DIRECTION =
Provide the number of lines containing the word "SysAllowDelete", and nothing else.

EXTRACTED DATA =
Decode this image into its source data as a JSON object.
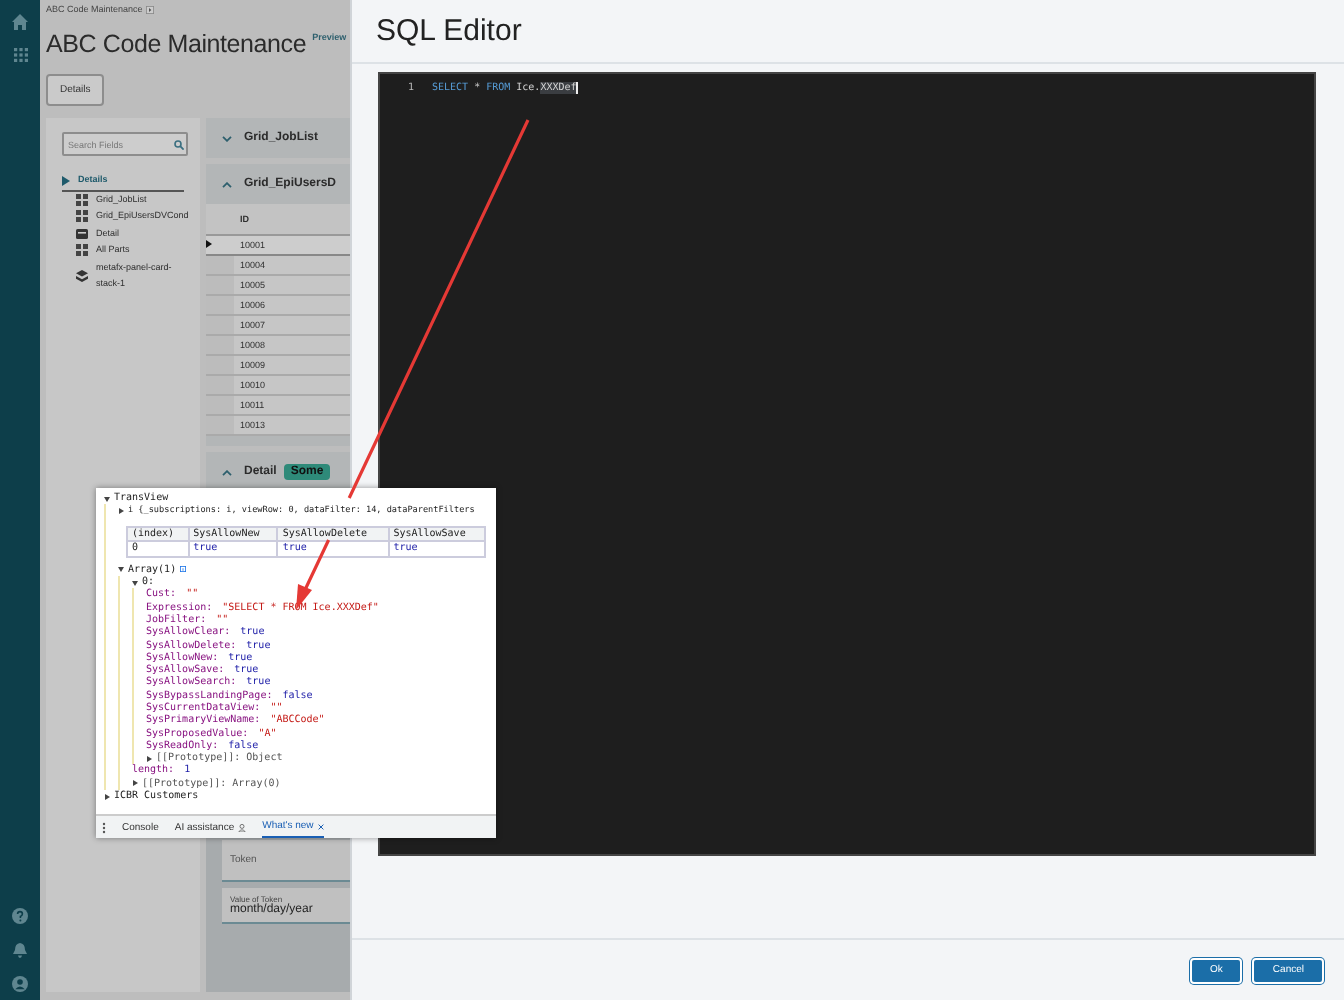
{
  "app": {
    "breadcrumb": "ABC Code Maintenance",
    "title": "ABC Code Maintenance",
    "preview": "Preview",
    "tabs": [
      {
        "label": "Details",
        "selected": true
      }
    ],
    "search": {
      "placeholder": "Search Fields"
    },
    "tree": [
      {
        "label": "Details",
        "kind": "group",
        "expanded": true,
        "selected": true,
        "children": [
          {
            "label": "Grid_JobList",
            "kind": "grid",
            "selected": false
          },
          {
            "label": "Grid_EpiUsersDVCond",
            "kind": "grid",
            "selected": false
          },
          {
            "label": "Detail",
            "kind": "card",
            "selected": false
          },
          {
            "label": "All Parts",
            "kind": "grid",
            "selected": false
          },
          {
            "label": "metafx-panel-card-stack-1",
            "kind": "stack",
            "selected": false
          }
        ]
      }
    ],
    "panels": [
      {
        "title": "Grid_JobList",
        "expanded": false
      },
      {
        "title": "Grid_EpiUsersD",
        "expanded": true,
        "table": {
          "columns": [
            "ID"
          ],
          "rows": [
            {
              "cells": [
                "10001"
              ],
              "selected": true
            },
            {
              "cells": [
                "10004"
              ],
              "selected": false
            },
            {
              "cells": [
                "10005"
              ],
              "selected": false
            },
            {
              "cells": [
                "10006"
              ],
              "selected": false
            },
            {
              "cells": [
                "10007"
              ],
              "selected": false
            },
            {
              "cells": [
                "10008"
              ],
              "selected": false
            },
            {
              "cells": [
                "10009"
              ],
              "selected": false
            },
            {
              "cells": [
                "10010"
              ],
              "selected": false
            },
            {
              "cells": [
                "10011"
              ],
              "selected": false
            },
            {
              "cells": [
                "10013"
              ],
              "selected": false
            }
          ]
        }
      },
      {
        "title": "Detail",
        "badge": "Some",
        "expanded": true,
        "fields": [
          {
            "label": "Token"
          },
          {
            "label": "Value of Token",
            "value": "month/day/year"
          }
        ]
      }
    ]
  },
  "devtools": {
    "tree": [
      {
        "kind": "node",
        "label": "TransView",
        "expanded": true,
        "children": [
          {
            "kind": "node",
            "label": "i {_subscriptions: i, viewRow: 0, dataFilter: 14, dataParentFilters",
            "expanded": false
          },
          {
            "kind": "table",
            "columns": [
              "(index)",
              "SysAllowNew",
              "SysAllowDelete",
              "SysAllowSave"
            ],
            "rows": [
              [
                "0",
                "true",
                "true",
                "true"
              ]
            ]
          },
          {
            "kind": "node",
            "label": "Array(1)",
            "info": true,
            "expanded": true,
            "children": [
              {
                "kind": "node",
                "label": "0:",
                "expanded": true,
                "children": [
                  {
                    "kind": "string",
                    "key": "Cust:",
                    "value": "\"\""
                  },
                  {
                    "kind": "string",
                    "key": "Expression:",
                    "value": "\"SELECT * FROM Ice.XXXDef\""
                  },
                  {
                    "kind": "string",
                    "key": "JobFilter:",
                    "value": "\"\""
                  },
                  {
                    "kind": "boolean",
                    "key": "SysAllowClear:",
                    "value": "true"
                  },
                  {
                    "kind": "boolean",
                    "key": "SysAllowDelete:",
                    "value": "true"
                  },
                  {
                    "kind": "boolean",
                    "key": "SysAllowNew:",
                    "value": "true"
                  },
                  {
                    "kind": "boolean",
                    "key": "SysAllowSave:",
                    "value": "true"
                  },
                  {
                    "kind": "boolean",
                    "key": "SysAllowSearch:",
                    "value": "true"
                  },
                  {
                    "kind": "boolean",
                    "key": "SysBypassLandingPage:",
                    "value": "false"
                  },
                  {
                    "kind": "string",
                    "key": "SysCurrentDataView:",
                    "value": "\"\""
                  },
                  {
                    "kind": "string",
                    "key": "SysPrimaryViewName:",
                    "value": "\"ABCCode\""
                  },
                  {
                    "kind": "string",
                    "key": "SysProposedValue:",
                    "value": "\"A\""
                  },
                  {
                    "kind": "boolean",
                    "key": "SysReadOnly:",
                    "value": "false"
                  },
                  {
                    "kind": "node",
                    "label": "[[Prototype]]: Object",
                    "expanded": false
                  }
                ]
              },
              {
                "kind": "number",
                "key": "length:",
                "value": "1"
              },
              {
                "kind": "node",
                "label": "[[Prototype]]: Array(0)",
                "expanded": false
              }
            ]
          }
        ]
      },
      {
        "kind": "node",
        "label": "ICBR Customers",
        "expanded": false
      }
    ],
    "tabs": [
      {
        "label": "Console",
        "selected": false,
        "kind": "plain",
        "closable": false
      },
      {
        "label": "AI assistance",
        "selected": false,
        "kind": "assistant",
        "closable": false
      },
      {
        "label": "What's new",
        "selected": true,
        "kind": "plain",
        "closable": true
      }
    ]
  },
  "dialog": {
    "title": "SQL Editor",
    "editor": {
      "lines": [
        {
          "number": "1",
          "tokens": [
            {
              "text": "SELECT",
              "kind": "keyword"
            },
            {
              "text": " * ",
              "kind": "plain"
            },
            {
              "text": "FROM",
              "kind": "keyword"
            },
            {
              "text": " Ice.",
              "kind": "plain"
            },
            {
              "text": "XXXDef",
              "kind": "selected"
            }
          ]
        }
      ]
    },
    "buttons": [
      {
        "label": "Ok"
      },
      {
        "label": "Cancel"
      }
    ]
  }
}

ANSWER =
2